WRITTEN INSTRUCTION >>
Gather up every line that includes the string "ylabel".
---------- RECORDED DATA
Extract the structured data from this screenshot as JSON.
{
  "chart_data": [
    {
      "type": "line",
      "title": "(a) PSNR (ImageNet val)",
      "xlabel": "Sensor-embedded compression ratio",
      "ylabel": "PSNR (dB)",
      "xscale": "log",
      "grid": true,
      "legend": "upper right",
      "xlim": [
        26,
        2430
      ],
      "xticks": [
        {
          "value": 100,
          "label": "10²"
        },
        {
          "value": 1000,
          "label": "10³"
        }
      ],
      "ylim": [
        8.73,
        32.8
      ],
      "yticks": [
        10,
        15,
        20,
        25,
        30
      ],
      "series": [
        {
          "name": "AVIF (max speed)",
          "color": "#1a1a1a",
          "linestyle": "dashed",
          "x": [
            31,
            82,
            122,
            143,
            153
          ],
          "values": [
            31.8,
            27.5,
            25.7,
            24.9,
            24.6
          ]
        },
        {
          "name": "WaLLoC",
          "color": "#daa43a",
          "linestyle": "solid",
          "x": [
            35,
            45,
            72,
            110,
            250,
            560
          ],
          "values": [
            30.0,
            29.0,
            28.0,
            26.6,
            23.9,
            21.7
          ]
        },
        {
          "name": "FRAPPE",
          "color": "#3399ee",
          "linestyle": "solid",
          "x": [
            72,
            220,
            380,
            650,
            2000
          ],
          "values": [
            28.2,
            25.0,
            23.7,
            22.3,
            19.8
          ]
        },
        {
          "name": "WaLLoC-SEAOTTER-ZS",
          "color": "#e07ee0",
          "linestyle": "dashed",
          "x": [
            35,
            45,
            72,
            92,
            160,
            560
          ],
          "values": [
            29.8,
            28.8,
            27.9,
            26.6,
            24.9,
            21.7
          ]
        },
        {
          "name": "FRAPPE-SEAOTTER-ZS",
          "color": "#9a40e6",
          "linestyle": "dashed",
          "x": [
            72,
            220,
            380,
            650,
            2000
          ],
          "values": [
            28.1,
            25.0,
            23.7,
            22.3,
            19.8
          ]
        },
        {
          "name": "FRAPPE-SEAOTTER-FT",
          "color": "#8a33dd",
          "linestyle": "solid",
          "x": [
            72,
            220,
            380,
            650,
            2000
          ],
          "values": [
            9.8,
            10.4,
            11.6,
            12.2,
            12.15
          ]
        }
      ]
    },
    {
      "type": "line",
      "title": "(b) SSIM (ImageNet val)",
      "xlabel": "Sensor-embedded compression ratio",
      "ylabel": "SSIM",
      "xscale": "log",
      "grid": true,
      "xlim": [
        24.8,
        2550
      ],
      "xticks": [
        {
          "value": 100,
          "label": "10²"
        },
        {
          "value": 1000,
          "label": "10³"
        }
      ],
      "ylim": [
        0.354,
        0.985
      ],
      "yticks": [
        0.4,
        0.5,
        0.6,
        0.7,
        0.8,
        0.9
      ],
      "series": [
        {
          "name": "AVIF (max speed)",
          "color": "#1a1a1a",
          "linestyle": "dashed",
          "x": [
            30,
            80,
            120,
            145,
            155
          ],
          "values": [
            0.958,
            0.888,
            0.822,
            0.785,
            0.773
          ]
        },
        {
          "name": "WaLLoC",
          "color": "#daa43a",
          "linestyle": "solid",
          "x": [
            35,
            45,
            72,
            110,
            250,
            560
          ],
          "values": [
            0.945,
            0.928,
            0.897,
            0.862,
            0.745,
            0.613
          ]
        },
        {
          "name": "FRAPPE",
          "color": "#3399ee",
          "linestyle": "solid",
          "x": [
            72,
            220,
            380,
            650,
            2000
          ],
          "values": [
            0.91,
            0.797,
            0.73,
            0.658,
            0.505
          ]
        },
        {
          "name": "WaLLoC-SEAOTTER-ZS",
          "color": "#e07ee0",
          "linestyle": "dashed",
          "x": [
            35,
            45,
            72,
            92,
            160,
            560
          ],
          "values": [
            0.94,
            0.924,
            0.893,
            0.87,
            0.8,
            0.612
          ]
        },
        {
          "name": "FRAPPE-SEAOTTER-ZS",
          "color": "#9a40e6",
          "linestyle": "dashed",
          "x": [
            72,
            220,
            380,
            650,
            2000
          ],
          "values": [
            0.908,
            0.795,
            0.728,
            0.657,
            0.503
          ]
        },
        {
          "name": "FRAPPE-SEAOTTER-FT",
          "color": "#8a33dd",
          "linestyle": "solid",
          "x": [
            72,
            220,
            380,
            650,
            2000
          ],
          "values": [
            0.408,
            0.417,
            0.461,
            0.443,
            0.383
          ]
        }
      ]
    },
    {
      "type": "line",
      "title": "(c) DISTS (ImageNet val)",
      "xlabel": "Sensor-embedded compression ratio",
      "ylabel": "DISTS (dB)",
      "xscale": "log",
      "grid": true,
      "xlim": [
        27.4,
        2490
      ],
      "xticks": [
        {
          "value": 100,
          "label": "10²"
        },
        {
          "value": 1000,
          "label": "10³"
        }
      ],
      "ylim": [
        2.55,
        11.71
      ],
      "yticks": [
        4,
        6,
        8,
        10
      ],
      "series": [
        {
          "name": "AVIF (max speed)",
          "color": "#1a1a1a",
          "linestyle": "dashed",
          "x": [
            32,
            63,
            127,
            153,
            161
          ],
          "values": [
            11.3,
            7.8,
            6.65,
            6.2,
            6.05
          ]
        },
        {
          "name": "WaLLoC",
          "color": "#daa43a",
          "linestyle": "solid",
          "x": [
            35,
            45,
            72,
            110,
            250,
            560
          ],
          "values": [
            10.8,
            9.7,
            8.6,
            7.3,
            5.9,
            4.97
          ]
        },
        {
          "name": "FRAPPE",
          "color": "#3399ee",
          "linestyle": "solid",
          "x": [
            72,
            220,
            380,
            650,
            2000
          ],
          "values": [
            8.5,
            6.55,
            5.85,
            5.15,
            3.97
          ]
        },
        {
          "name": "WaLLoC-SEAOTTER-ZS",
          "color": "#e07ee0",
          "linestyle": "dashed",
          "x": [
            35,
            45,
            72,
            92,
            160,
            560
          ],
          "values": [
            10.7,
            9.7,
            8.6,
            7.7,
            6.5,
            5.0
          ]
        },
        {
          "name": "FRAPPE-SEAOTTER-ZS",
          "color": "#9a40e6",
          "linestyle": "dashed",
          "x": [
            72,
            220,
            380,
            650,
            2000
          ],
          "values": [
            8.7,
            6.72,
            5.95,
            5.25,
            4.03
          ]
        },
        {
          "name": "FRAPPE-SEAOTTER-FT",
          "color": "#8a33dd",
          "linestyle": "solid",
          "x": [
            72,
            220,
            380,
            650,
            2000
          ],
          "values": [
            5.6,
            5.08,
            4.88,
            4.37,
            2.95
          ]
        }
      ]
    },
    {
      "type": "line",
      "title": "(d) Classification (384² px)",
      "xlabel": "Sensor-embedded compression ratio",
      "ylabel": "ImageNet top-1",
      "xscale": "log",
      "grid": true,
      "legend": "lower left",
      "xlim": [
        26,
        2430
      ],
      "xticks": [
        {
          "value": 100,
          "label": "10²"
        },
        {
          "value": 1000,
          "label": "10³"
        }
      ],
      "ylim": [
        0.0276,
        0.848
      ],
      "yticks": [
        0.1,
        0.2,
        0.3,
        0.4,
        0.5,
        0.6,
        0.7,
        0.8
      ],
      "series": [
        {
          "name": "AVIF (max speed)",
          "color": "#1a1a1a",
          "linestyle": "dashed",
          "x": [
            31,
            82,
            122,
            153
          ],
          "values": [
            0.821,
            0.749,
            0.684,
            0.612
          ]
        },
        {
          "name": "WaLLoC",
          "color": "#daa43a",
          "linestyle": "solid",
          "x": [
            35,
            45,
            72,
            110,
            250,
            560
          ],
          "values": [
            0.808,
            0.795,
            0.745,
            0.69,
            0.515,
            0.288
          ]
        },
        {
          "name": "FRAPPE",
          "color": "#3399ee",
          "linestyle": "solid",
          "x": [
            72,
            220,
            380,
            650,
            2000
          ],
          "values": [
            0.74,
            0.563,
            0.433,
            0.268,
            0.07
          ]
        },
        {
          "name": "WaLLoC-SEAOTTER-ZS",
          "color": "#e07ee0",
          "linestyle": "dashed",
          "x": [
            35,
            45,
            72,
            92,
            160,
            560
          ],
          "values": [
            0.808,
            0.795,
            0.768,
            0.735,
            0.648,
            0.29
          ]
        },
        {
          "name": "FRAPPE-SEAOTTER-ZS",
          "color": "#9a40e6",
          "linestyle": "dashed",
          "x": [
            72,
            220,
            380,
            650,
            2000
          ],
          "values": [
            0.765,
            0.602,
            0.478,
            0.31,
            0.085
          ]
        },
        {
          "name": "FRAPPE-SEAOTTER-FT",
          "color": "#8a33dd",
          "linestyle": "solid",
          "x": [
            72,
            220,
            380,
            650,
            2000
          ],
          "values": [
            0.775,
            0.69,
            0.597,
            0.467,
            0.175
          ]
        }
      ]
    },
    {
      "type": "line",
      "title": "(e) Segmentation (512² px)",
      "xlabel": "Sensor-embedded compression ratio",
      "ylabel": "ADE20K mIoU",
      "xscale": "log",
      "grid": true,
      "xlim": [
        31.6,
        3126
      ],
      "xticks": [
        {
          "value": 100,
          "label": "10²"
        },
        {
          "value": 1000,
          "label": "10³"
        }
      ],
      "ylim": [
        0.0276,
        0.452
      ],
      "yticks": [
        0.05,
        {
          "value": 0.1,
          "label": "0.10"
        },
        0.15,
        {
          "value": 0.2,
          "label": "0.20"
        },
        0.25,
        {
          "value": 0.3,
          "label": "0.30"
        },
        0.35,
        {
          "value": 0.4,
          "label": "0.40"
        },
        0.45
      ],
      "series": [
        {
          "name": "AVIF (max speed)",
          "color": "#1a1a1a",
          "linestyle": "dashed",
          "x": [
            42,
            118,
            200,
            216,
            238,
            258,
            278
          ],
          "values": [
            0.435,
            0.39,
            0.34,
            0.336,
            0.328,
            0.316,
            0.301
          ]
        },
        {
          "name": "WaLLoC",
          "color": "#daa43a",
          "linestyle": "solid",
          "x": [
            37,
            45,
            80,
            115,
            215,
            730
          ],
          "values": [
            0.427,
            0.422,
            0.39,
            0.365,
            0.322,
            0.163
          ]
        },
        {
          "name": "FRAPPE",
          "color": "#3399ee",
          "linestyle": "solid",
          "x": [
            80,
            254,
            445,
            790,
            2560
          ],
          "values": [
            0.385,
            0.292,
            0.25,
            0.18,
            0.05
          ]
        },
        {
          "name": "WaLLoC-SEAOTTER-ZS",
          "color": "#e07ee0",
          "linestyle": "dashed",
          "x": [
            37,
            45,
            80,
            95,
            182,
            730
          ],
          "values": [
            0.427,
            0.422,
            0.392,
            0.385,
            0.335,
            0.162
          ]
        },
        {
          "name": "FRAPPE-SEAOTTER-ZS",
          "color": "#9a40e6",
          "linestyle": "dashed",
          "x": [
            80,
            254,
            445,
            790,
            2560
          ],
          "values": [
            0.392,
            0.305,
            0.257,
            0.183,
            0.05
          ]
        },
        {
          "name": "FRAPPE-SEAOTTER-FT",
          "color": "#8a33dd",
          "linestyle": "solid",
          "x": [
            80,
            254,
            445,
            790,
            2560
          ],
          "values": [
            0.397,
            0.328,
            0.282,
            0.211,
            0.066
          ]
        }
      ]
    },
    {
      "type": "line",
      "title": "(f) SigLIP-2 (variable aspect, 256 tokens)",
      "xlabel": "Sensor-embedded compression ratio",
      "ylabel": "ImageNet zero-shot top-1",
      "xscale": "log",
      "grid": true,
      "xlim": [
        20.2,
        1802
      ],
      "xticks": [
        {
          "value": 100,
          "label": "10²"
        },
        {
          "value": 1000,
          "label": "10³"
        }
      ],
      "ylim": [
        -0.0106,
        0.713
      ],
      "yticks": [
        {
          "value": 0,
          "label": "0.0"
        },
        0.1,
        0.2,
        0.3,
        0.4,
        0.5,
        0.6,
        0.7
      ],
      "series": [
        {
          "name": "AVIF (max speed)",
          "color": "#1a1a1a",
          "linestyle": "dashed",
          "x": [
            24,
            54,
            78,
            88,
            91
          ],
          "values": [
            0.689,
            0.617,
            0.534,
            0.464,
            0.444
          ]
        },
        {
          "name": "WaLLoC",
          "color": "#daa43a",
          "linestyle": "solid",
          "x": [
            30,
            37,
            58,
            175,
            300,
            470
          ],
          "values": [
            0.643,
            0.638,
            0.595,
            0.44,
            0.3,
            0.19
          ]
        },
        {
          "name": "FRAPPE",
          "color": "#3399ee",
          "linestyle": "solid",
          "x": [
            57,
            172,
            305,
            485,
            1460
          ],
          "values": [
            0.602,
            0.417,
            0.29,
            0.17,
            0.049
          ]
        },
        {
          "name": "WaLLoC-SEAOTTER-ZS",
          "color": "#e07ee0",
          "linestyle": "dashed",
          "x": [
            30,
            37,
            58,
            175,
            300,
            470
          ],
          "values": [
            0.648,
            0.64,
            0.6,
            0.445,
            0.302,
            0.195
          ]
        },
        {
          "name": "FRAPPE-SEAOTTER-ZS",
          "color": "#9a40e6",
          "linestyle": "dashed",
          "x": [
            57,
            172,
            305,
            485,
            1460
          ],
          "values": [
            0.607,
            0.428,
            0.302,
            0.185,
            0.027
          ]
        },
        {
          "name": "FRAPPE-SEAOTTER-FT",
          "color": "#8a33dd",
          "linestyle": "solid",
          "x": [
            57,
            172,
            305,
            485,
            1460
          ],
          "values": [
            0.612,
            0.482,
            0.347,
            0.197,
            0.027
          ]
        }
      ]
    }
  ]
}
--------------------
COMPLETED TASK >>
      "ylabel": "PSNR (dB)",
      "ylabel": "SSIM",
      "ylabel": "DISTS (dB)",
      "ylabel": "ImageNet top-1",
      "ylabel": "ADE20K mIoU",
      "ylabel": "ImageNet zero-shot top-1",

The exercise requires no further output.